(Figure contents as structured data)
┌──

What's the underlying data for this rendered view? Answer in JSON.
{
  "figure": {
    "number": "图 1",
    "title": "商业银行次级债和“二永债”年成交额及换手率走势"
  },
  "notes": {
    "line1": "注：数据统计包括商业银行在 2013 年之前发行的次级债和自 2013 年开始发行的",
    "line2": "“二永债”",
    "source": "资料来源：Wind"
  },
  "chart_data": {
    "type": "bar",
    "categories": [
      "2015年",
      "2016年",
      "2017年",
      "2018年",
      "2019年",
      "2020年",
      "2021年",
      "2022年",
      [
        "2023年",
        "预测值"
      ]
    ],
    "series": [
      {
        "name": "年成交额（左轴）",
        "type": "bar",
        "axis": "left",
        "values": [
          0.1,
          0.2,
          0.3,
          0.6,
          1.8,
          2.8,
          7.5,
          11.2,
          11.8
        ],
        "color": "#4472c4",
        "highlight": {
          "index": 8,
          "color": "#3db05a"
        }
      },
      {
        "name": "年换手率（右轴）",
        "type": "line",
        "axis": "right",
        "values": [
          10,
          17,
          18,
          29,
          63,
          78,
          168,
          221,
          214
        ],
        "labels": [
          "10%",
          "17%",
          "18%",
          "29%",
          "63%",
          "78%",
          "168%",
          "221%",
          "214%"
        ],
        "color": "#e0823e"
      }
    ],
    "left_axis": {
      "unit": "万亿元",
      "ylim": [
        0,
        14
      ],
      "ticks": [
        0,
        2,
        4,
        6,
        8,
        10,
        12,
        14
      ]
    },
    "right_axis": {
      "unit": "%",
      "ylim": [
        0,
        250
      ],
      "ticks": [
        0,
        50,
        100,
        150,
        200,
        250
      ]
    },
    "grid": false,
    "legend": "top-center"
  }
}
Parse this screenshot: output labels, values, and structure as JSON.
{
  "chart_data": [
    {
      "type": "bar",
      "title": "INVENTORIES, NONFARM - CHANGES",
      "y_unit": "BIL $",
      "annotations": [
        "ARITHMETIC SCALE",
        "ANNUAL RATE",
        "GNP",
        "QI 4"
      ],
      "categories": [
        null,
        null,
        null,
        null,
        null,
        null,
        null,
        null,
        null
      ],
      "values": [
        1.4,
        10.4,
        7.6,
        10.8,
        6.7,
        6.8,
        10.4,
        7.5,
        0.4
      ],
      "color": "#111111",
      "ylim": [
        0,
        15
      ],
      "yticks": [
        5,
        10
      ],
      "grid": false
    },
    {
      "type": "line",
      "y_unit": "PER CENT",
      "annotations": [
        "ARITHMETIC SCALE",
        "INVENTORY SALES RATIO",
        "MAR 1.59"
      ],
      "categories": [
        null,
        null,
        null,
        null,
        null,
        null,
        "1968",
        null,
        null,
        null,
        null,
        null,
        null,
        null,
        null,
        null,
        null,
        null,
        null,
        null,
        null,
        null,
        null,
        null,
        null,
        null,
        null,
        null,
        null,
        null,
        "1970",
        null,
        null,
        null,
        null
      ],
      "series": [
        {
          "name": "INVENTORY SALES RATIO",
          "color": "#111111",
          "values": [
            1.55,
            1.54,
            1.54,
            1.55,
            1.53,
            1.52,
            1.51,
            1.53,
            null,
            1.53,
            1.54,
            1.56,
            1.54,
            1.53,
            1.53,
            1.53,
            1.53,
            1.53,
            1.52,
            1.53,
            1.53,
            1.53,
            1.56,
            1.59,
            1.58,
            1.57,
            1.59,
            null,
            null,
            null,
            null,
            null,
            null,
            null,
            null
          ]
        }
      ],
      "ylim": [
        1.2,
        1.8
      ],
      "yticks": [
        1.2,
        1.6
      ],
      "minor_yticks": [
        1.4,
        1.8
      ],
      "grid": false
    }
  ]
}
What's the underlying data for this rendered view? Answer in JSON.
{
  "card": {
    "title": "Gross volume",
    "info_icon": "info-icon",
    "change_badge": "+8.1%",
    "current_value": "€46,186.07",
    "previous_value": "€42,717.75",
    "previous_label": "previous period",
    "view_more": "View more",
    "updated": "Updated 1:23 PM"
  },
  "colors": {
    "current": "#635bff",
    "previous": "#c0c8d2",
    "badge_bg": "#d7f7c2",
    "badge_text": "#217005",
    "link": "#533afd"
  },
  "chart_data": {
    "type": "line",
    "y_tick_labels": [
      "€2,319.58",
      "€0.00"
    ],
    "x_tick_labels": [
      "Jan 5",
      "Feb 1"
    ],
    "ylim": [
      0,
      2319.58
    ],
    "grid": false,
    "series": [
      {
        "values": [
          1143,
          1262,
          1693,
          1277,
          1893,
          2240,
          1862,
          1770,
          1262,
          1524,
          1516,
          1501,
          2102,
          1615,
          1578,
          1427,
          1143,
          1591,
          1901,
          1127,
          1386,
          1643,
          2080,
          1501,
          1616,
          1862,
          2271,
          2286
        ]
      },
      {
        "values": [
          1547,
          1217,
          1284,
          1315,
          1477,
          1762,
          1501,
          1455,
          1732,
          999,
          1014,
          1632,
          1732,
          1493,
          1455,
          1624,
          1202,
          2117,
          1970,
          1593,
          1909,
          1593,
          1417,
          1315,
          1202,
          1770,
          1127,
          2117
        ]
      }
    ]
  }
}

└──

Identify the lines in the entries above that contain "INVENTORY", then copy them out.

- [Solved problem]
        "INVENTORY SALES RATIO",
          "name": "INVENTORY SALES RATIO",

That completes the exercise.